Collected data entries
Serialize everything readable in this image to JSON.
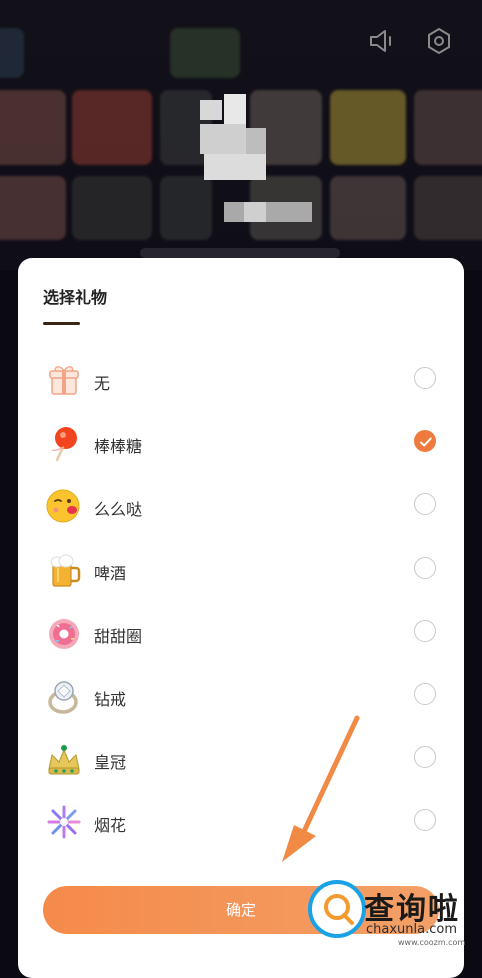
{
  "header_icons": [
    "speaker-icon",
    "settings-icon"
  ],
  "background_tiles": [
    {
      "color": "#5a3a38"
    },
    {
      "color": "#6c2f2b"
    },
    {
      "color": "#2e2f33"
    },
    {
      "color": "#4e4744"
    },
    {
      "color": "#7d6e2e"
    },
    {
      "color": "#4a3a3a"
    },
    {
      "color": "#563a3a"
    },
    {
      "color": "#2c2c2c"
    },
    {
      "color": "#2b2d30"
    },
    {
      "color": "#42403d"
    },
    {
      "color": "#4a4040"
    },
    {
      "color": "#3b3434"
    }
  ],
  "dialog": {
    "title": "选择礼物",
    "options": [
      {
        "label": "无",
        "icon": "gift-box-icon",
        "selected": false
      },
      {
        "label": "棒棒糖",
        "icon": "lollipop-icon",
        "selected": true
      },
      {
        "label": "么么哒",
        "icon": "kiss-face-icon",
        "selected": false
      },
      {
        "label": "啤酒",
        "icon": "beer-mug-icon",
        "selected": false
      },
      {
        "label": "甜甜圈",
        "icon": "donut-icon",
        "selected": false
      },
      {
        "label": "钻戒",
        "icon": "diamond-ring-icon",
        "selected": false
      },
      {
        "label": "皇冠",
        "icon": "crown-icon",
        "selected": false
      },
      {
        "label": "烟花",
        "icon": "fireworks-icon",
        "selected": false
      }
    ],
    "confirm_label": "确定"
  },
  "watermark": {
    "title": "查询啦",
    "subtitle": "chaxunla.com",
    "site": "www.coozm.com"
  },
  "accent": "#ef7a3e",
  "annotation_arrow_color": "#f08a45"
}
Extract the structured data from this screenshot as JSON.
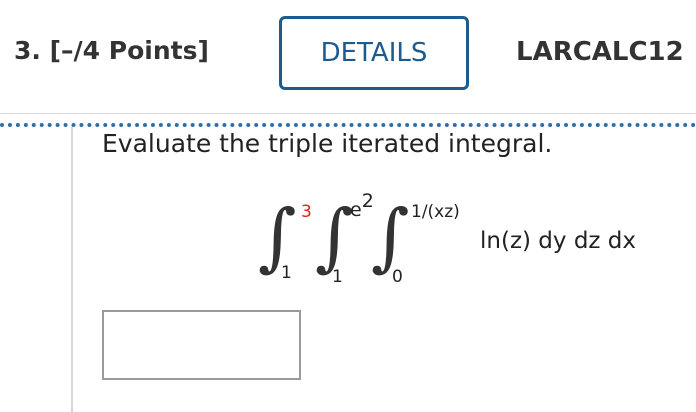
{
  "header": {
    "question_number": "3.  [–/4 Points]",
    "details_button": "DETAILS",
    "course_code": "LARCALC12"
  },
  "question": {
    "prompt": "Evaluate the triple iterated integral.",
    "integral": {
      "outer_upper": "3",
      "outer_lower": "1",
      "middle_upper_base": "e",
      "middle_upper_exponent": "2",
      "middle_lower": "1",
      "inner_upper": "1/(xz)",
      "inner_lower": "0",
      "integrand": "ln(z) dy dz dx"
    },
    "answer_value": ""
  },
  "colors": {
    "accent": "#1d5b8f",
    "divider_dots": "#2f6fb0",
    "highlight_limit": "#e0201a"
  }
}
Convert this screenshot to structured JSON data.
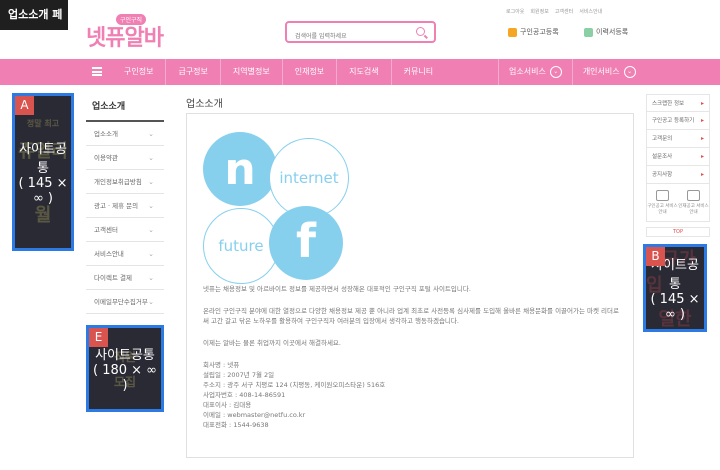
{
  "page_label": "업소소개 페이지",
  "header": {
    "logo_text": "넷퓨알바",
    "logo_badge": "구인구직",
    "search_placeholder": "검색어를 입력하세요",
    "top_links": [
      "로그아웃",
      "회원정보",
      "고객센터",
      "서비스안내"
    ],
    "post_job_label": "구인공고등록",
    "resume_label": "이력서등록"
  },
  "nav": {
    "items": [
      "구인정보",
      "급구정보",
      "지역별정보",
      "인재정보",
      "지도검색",
      "커뮤니티"
    ],
    "business_service": "업소서비스",
    "personal_service": "개인서비스"
  },
  "ads": {
    "a": {
      "letter": "A",
      "line1": "사이트공통",
      "line2": "( 145 × ∞ )",
      "bg_words": [
        "정말 최고",
        "쥬얼리",
        "월"
      ]
    },
    "b": {
      "letter": "B",
      "line1": "사이트공통",
      "line2": "( 145 × ∞ )",
      "bg_words": [
        "신규가입",
        "열한"
      ]
    },
    "e": {
      "letter": "E",
      "line1": "사이트공통",
      "line2": "( 180 × ∞ )",
      "bg_words": [
        "직원",
        "모집"
      ]
    }
  },
  "sidebar": {
    "title": "업소소개",
    "items": [
      "업소소개",
      "이용약관",
      "개인정보취급방침",
      "광고 · 제휴 문의",
      "고객센터",
      "서비스안내",
      "다이렉트 결제",
      "이메일무단수집거부"
    ]
  },
  "content": {
    "title": "업소소개",
    "logo_words": {
      "n": "n",
      "internet": "internet",
      "future": "future",
      "f": "f"
    },
    "paragraph1": "넷퓨는 채용정보 및 아르바이트 정보를 제공하면서 성장해온 대표적인 구인구직 포털 사이트입니다.",
    "paragraph2": "온라인 구인구직 분야에 대한 열정으로 다양한 채용정보 제공 뿐 아니라 업계 최초로 사전등록 심사제를 도입해 올바른 채용문화를 이끌어가는 마켓 리더로써 고간 갈고 닦은 노하우를 활용하여 구인구직자 여러분의 입장에서 생각하고 행동하겠습니다.",
    "paragraph3": "이제는 알바는 물론 취업까지 이곳에서 해결하세요.",
    "company": [
      "회사명 : 넷퓨",
      "설립일 : 2007년 7월 2일",
      "주소지 : 광주 서구 치평로 124 (치평동, 케이원오피스타운) 516호",
      "사업자번호 : 408-14-86591",
      "대표이사 : 김대용",
      "이메일 : webmaster@netfu.co.kr",
      "대표전화 : 1544-9638"
    ]
  },
  "right_sidebar": {
    "items": [
      "스크랩한 정보",
      "구인공고 등록하기",
      "고객문의",
      "설문조사",
      "공지사항"
    ],
    "icons": [
      "구인공고 서비스안내",
      "인재공고 서비스안내"
    ],
    "top_label": "TOP"
  }
}
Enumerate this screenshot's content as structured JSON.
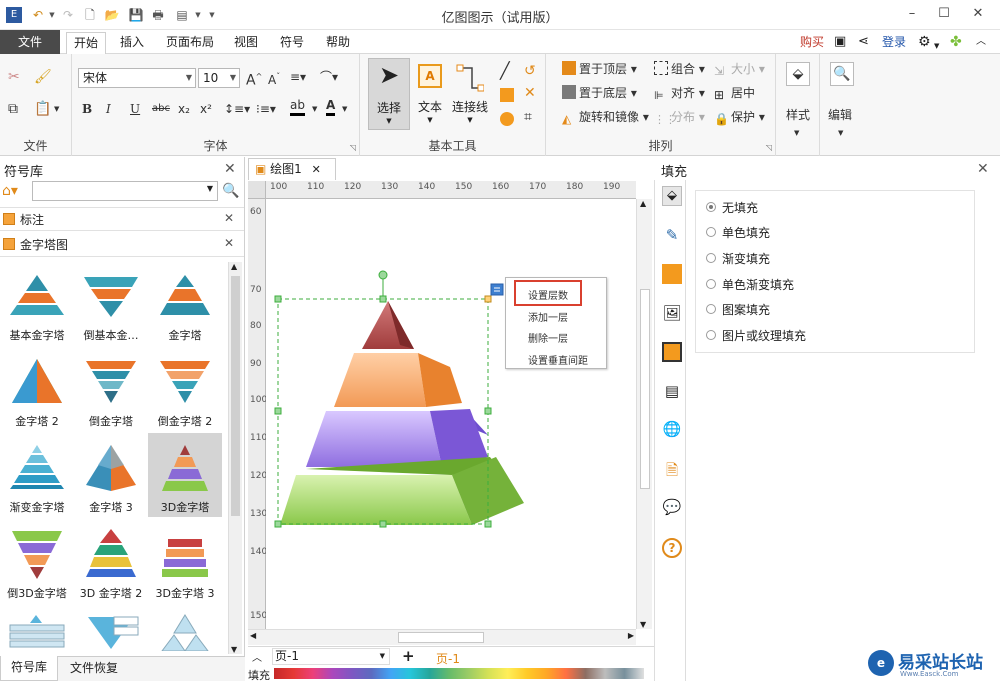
{
  "app": {
    "title": "亿图图示（试用版）"
  },
  "menu": {
    "file": "文件",
    "home": "开始",
    "insert": "插入",
    "layout": "页面布局",
    "view": "视图",
    "symbol": "符号",
    "help": "帮助",
    "buy": "购买",
    "login": "登录"
  },
  "ribbon": {
    "groups": {
      "file": "文件",
      "font": "字体",
      "basic_tools": "基本工具",
      "arrange": "排列"
    },
    "font_name": "宋体",
    "font_size": "10",
    "select": "选择",
    "text": "文本",
    "connector": "连接线",
    "bring_front": "置于顶层",
    "send_back": "置于底层",
    "rotate_mirror": "旋转和镜像",
    "group": "组合",
    "align": "对齐",
    "distribute": "分布",
    "size": "大小",
    "center": "居中",
    "protect": "保护",
    "style": "样式",
    "edit": "编辑",
    "font_btns": {
      "bold": "B",
      "italic": "I",
      "underline": "U",
      "strike": "abc",
      "sub": "x₂",
      "sup": "x²",
      "grow": "A",
      "shrink": "A",
      "color": "A"
    }
  },
  "left_panel": {
    "title": "符号库",
    "categories": [
      "标注",
      "金字塔图"
    ],
    "shapes": [
      {
        "label": "基本金字塔"
      },
      {
        "label": "倒基本金…"
      },
      {
        "label": "金字塔"
      },
      {
        "label": "金字塔 2"
      },
      {
        "label": "倒金字塔"
      },
      {
        "label": "倒金字塔 2"
      },
      {
        "label": "渐变金字塔"
      },
      {
        "label": "金字塔 3"
      },
      {
        "label": "3D金字塔"
      },
      {
        "label": "倒3D金字塔"
      },
      {
        "label": "3D 金字塔 2"
      },
      {
        "label": "3D金字塔 3"
      }
    ],
    "tabs": [
      "符号库",
      "文件恢复"
    ]
  },
  "document": {
    "tab": "绘图1",
    "hruler": [
      "100",
      "110",
      "120",
      "130",
      "140",
      "150",
      "160",
      "170",
      "180",
      "190"
    ],
    "vruler": [
      "60",
      "70",
      "80",
      "90",
      "100",
      "110",
      "120",
      "130",
      "140",
      "150"
    ],
    "page_select": "页-1",
    "page_tab": "页-1",
    "fill_label": "填充"
  },
  "context_menu": {
    "items": [
      "设置层数",
      "添加一层",
      "删除一层",
      "设置垂直间距"
    ]
  },
  "fill_panel": {
    "title": "填充",
    "options": [
      "无填充",
      "单色填充",
      "渐变填充",
      "单色渐变填充",
      "图案填充",
      "图片或纹理填充"
    ],
    "selected_index": 0
  },
  "watermark": {
    "text": "易采站长站",
    "sub": "Www.Easck.Com"
  },
  "colors": {
    "accent": "#d9402f",
    "file_tab": "#4a4a4a",
    "selection": "#3cae3c"
  }
}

_Exercise brief_
Using the records above, copy every line that has the word "structured" in it.

_Solution to the exercise_
Extract the structured data from this screenshot as JSON.
Convert this screenshot to structured JSON data.
Enumerate this screenshot's content as structured JSON.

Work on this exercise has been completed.